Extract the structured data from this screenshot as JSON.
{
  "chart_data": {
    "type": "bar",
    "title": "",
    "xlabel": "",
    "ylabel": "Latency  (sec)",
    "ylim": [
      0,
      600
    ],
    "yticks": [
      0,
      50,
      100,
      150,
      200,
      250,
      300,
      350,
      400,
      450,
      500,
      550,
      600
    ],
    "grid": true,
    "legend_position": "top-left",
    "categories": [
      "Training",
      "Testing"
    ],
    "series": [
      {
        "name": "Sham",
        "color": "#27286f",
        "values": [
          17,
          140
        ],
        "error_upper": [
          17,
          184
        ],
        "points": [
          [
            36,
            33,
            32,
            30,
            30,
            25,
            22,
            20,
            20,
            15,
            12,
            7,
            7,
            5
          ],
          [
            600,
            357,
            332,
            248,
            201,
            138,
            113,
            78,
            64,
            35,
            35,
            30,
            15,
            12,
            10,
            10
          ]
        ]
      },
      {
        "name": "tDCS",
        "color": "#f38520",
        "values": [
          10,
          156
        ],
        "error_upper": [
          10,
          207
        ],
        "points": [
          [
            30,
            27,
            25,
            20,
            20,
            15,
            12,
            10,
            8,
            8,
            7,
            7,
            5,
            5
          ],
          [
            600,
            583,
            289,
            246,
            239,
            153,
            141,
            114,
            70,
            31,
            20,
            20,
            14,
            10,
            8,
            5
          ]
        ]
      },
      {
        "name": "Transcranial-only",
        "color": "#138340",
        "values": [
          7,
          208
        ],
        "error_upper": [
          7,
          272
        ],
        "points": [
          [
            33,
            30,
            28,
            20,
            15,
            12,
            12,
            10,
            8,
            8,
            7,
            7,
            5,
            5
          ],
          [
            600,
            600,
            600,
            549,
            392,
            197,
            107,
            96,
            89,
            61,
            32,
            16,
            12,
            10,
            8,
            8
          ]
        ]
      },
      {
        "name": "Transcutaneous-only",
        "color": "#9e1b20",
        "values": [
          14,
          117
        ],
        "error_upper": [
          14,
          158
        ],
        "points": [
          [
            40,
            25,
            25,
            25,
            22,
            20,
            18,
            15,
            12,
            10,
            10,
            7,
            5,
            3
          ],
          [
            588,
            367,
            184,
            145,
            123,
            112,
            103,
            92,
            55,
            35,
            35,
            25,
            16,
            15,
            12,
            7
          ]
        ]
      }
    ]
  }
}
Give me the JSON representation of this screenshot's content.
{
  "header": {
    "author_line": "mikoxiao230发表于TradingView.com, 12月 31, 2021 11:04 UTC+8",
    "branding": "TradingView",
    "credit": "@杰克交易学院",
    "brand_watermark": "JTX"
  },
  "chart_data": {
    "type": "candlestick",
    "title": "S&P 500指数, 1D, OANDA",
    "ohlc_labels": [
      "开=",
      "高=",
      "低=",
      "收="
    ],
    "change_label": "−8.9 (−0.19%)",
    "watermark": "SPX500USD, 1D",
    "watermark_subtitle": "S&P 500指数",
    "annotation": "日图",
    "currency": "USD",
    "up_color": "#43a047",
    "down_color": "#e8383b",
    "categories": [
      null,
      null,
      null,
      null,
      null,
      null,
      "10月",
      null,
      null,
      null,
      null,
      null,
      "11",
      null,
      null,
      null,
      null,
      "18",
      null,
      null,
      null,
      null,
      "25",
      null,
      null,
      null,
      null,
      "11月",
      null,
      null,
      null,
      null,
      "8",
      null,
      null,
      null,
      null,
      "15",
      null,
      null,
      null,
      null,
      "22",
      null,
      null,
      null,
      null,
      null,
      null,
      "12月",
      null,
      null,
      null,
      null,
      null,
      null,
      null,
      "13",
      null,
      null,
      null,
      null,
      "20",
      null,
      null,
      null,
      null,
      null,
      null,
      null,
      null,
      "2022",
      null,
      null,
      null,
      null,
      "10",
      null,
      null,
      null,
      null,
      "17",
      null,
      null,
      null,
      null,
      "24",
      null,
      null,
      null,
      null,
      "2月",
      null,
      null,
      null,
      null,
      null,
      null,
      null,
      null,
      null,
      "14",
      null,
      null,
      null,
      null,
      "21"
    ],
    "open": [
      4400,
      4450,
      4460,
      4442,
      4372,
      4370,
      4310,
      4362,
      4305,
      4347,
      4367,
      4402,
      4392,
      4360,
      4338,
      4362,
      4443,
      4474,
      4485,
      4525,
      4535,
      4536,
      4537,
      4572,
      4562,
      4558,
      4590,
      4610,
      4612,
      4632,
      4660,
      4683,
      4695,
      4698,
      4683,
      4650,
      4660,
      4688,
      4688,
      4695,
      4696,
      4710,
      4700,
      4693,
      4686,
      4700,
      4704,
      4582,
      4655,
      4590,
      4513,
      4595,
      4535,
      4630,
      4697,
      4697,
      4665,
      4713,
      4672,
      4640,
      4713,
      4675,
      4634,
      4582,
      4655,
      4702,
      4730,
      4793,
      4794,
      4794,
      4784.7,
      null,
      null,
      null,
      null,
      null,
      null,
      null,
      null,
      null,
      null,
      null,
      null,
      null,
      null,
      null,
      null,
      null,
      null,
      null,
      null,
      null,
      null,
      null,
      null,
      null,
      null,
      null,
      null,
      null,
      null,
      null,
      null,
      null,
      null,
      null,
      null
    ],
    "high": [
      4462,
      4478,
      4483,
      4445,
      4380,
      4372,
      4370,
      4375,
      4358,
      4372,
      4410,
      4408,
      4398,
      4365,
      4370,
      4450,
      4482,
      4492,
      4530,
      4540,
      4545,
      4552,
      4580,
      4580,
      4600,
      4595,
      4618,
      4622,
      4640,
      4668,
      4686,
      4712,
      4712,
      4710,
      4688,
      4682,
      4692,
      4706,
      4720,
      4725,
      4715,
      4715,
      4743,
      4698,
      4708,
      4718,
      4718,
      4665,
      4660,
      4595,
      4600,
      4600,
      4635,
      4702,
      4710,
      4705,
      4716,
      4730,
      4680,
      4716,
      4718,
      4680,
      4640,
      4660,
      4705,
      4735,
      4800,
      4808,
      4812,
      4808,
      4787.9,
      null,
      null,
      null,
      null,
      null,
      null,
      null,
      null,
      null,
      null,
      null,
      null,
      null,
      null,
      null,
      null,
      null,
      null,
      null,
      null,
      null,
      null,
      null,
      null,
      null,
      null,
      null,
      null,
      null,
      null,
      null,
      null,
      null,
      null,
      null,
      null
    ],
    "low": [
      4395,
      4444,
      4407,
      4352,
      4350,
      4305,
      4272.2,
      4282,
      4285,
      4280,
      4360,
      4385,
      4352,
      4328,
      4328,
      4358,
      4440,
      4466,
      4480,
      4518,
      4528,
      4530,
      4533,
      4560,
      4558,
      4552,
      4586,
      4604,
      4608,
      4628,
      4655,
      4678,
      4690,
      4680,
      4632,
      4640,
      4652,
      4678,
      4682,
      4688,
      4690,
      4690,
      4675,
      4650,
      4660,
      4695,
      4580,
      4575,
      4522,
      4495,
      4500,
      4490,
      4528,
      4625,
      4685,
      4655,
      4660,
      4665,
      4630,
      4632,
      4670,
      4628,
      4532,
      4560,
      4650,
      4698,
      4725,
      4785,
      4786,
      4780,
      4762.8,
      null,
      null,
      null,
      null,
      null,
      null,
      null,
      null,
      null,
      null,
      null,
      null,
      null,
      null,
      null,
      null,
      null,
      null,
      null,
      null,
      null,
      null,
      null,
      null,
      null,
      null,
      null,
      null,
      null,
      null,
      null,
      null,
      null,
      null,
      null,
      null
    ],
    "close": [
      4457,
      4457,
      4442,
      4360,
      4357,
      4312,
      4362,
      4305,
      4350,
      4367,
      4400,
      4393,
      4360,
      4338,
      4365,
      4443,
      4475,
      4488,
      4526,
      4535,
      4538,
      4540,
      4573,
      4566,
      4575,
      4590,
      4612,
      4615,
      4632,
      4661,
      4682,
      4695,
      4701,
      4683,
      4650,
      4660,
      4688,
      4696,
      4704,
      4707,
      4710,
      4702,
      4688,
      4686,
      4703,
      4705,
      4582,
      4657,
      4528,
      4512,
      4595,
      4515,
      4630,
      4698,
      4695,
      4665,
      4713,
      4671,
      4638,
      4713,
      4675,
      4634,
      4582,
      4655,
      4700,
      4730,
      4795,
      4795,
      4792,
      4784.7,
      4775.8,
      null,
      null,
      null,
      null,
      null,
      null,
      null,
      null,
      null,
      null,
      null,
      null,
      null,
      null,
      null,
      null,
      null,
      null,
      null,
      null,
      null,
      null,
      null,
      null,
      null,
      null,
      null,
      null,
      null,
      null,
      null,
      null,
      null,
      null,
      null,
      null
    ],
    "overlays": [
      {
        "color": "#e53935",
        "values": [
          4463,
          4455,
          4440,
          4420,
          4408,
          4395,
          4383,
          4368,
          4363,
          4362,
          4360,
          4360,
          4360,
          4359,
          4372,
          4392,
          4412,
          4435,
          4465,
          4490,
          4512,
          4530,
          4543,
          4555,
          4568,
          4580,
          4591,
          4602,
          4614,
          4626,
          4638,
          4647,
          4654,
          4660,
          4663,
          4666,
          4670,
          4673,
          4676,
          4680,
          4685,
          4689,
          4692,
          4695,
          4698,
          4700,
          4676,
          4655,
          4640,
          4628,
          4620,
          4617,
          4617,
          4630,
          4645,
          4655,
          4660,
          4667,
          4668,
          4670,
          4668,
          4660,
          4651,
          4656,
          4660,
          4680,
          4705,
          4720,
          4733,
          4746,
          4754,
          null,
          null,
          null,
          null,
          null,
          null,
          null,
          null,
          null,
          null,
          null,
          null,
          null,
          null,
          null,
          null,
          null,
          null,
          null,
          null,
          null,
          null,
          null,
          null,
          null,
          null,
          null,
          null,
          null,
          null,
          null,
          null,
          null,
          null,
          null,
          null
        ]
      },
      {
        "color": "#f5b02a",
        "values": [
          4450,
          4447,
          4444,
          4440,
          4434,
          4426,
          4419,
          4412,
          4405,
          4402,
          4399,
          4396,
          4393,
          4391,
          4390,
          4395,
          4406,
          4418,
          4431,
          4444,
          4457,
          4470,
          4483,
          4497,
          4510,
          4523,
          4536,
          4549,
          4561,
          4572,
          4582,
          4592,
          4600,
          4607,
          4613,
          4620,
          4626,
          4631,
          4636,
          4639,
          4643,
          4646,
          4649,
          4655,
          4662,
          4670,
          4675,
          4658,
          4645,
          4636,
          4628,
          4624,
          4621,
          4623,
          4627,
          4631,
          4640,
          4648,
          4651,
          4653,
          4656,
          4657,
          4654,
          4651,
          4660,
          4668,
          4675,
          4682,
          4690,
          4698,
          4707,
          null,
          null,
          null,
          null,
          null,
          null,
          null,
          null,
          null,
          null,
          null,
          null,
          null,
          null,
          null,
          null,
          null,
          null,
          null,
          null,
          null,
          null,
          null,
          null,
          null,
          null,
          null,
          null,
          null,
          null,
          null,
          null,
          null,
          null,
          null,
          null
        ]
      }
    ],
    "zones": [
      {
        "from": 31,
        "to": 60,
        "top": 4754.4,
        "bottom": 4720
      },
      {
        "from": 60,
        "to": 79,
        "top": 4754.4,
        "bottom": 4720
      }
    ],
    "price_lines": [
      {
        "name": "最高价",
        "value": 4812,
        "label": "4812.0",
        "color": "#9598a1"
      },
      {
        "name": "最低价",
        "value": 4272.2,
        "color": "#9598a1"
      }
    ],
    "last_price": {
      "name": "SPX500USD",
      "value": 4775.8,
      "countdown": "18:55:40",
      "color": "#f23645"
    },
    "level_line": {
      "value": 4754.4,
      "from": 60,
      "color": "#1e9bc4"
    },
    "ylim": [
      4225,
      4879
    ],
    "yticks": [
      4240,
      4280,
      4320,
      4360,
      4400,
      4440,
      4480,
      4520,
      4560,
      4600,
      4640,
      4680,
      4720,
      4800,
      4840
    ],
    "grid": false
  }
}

┄┄┄┄┄┄

Look over the records above and copy each line that includes the string "from".

* [TASK RESPONSE]
Extract the structured data from this screenshot as JSON.
        "from": 31,
        "from": 60,
      "from": 60,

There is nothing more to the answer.